Please find all lines in the data that hold the string "Single" and copy them.
=====
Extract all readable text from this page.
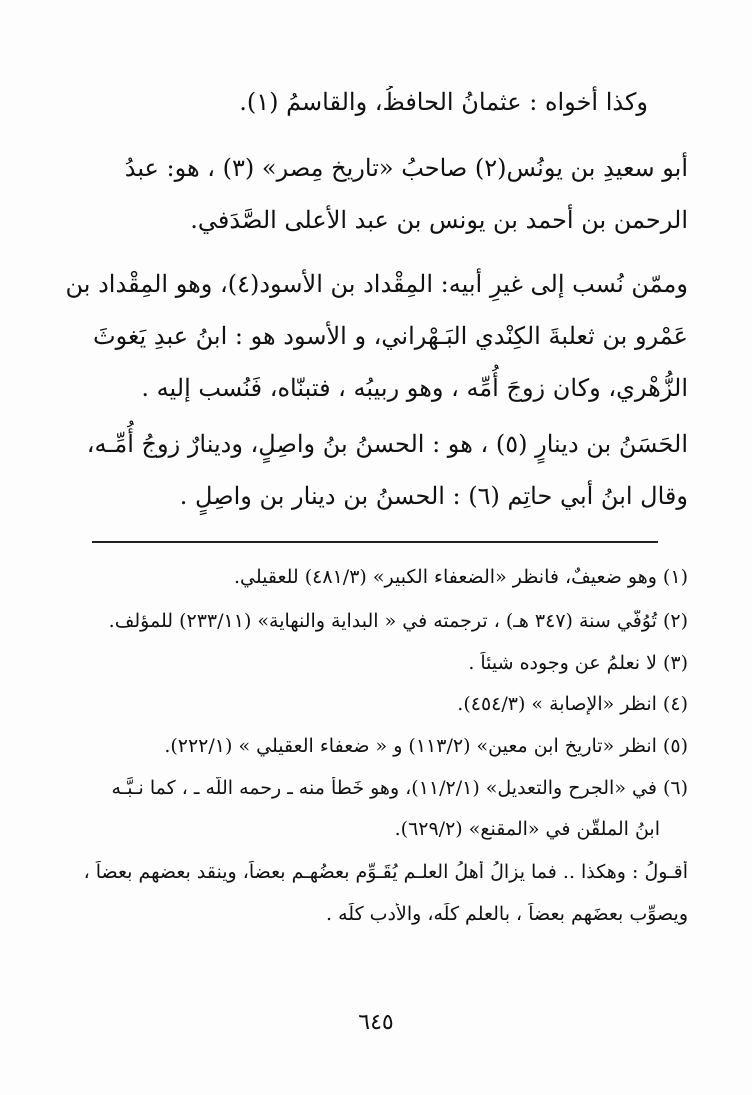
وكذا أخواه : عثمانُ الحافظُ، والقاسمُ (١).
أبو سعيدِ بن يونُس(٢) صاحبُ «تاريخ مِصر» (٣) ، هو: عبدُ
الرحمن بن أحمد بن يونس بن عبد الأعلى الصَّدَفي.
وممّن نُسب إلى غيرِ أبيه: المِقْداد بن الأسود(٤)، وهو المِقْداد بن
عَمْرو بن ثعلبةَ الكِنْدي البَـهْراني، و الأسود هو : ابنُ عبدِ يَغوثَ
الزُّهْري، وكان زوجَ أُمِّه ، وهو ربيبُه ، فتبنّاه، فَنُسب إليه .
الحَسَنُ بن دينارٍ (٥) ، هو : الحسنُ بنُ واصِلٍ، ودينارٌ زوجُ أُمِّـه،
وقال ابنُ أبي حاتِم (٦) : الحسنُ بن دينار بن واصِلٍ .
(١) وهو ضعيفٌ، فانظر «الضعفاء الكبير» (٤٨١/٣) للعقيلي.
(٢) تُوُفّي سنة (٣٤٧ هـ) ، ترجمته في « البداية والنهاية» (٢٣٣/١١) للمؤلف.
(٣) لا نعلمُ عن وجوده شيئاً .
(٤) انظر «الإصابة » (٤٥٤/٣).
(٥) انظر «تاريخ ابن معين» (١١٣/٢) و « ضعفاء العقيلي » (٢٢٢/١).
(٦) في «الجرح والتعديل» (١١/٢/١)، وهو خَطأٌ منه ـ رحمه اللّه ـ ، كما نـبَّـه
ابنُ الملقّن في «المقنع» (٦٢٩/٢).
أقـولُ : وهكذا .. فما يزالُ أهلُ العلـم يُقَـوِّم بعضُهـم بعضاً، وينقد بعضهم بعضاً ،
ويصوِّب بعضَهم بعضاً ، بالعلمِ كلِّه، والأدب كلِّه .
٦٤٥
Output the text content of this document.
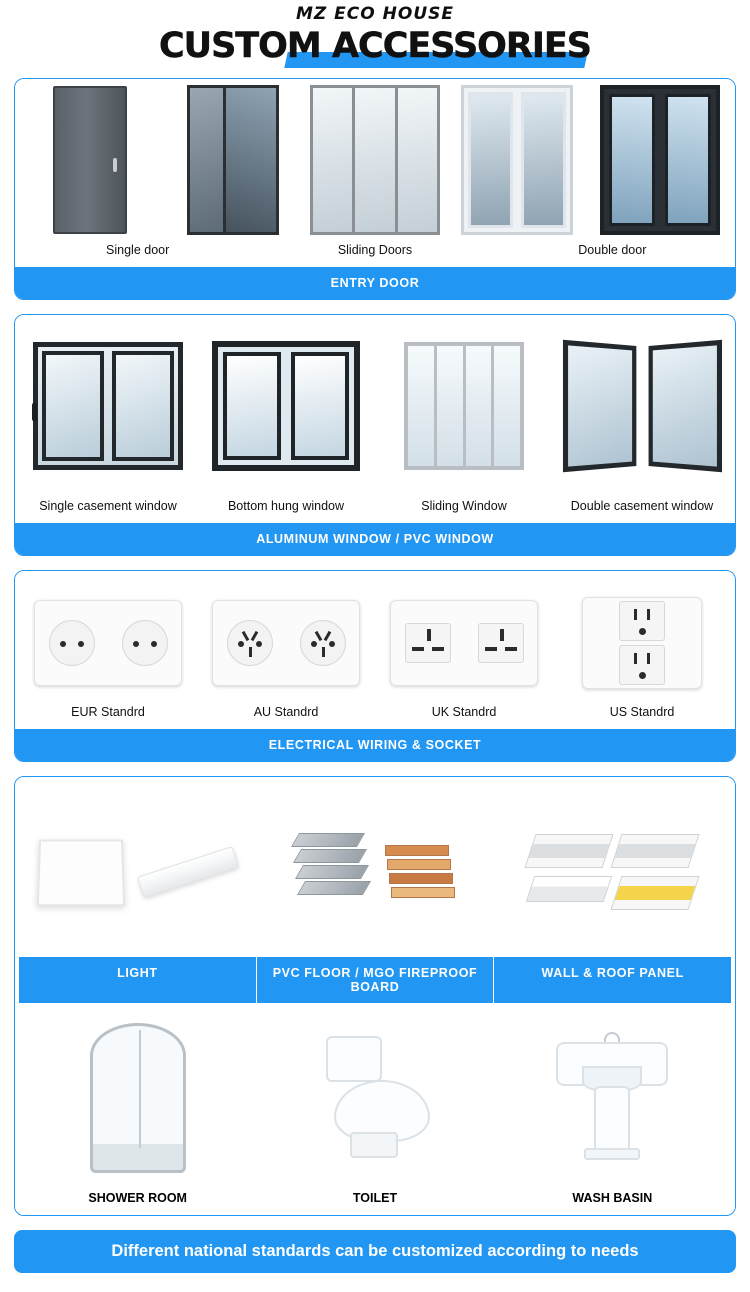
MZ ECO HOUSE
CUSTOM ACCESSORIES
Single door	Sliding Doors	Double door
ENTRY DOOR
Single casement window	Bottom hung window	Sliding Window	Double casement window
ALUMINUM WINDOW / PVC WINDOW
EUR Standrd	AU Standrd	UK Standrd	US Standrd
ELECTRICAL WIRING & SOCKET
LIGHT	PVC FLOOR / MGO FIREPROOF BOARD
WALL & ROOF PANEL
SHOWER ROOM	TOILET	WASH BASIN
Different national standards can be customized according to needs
=====
» Exercise response
Single door	Sliding Doors	Double door
Single casement window	Bottom hung window	Sliding Window	Double casement window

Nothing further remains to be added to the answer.